## START
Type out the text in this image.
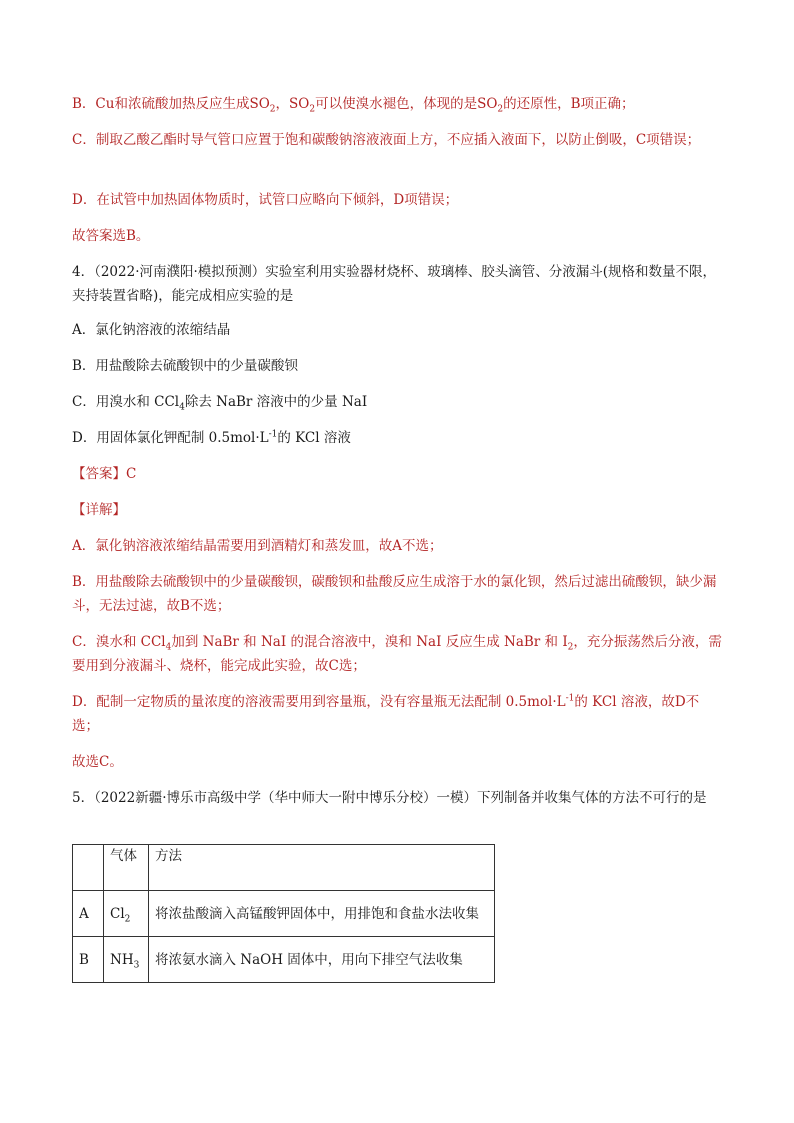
B．Cu和浓硫酸加热反应生成$SO_2$，$SO_2$可以使溴水褪色，体现的是$SO_2$的还原性，B项正确；
C．制取乙酸乙酯时导气管口应置于饱和碳酸钠溶液液面上方，不应插入液面下，以防止倒吸，C项错误；
D．在试管中加热固体物质时，试管口应略向下倾斜，D项错误；
故答案选B。
4．（2022·河南濮阳·模拟预测）实验室利用实验器材烧杯、玻璃棒、胶头滴管、分液漏斗(规格和数量不限，夹持装置省略)，能完成相应实验的是
A．氯化钠溶液的浓缩结晶
B．用盐酸除去硫酸钡中的少量碳酸钡
C．用溴水和 CCl$_4$除去 NaBr 溶液中的少量 NaI
D．用固体氯化钾配制 $0.5mol\cdot L^{-1}$的 KCl 溶液
【答案】C
【详解】
A．氯化钠溶液浓缩结晶需要用到酒精灯和蒸发皿，故A不选；
B．用盐酸除去硫酸钡中的少量碳酸钡，碳酸钡和盐酸反应生成溶于水的氯化钡，然后过滤出硫酸钡，缺少漏斗，无法过滤，故B不选；
C．溴水和 CCl$_4$加到 NaBr 和 NaI 的混合溶液中，溴和 NaI 反应生成 NaBr 和 $I_2$，充分振荡然后分液，需要用到分液漏斗、烧杯，能完成此实验，故C选；
D．配制一定物质的量浓度的溶液需要用到容量瓶，没有容量瓶无法配制 $0.5mol\cdot L^{-1}$的 KCl 溶液，故D不选；
故选C。
5．（2022新疆·博乐市高级中学（华中师大一附中博乐分校）一模）下列制备并收集气体的方法不可行的是
	气体	方法
A	$Cl_2$	将浓盐酸滴入高锰酸钾固体中，用排饱和食盐水法收集
B	$NH_3$	将浓氨水滴入 NaOH 固体中，用向下排空气法收集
## END
YOUR TASK: From the entries above, copy each line holding "用盐酸除去硫酸钡中的少量碳酸钡".

TASK SOLUTION:
B．用盐酸除去硫酸钡中的少量碳酸钡
B．用盐酸除去硫酸钡中的少量碳酸钡，碳酸钡和盐酸反应生成溶于水的氯化钡，然后过滤出硫酸钡，缺少漏斗，无法过滤，故B不选；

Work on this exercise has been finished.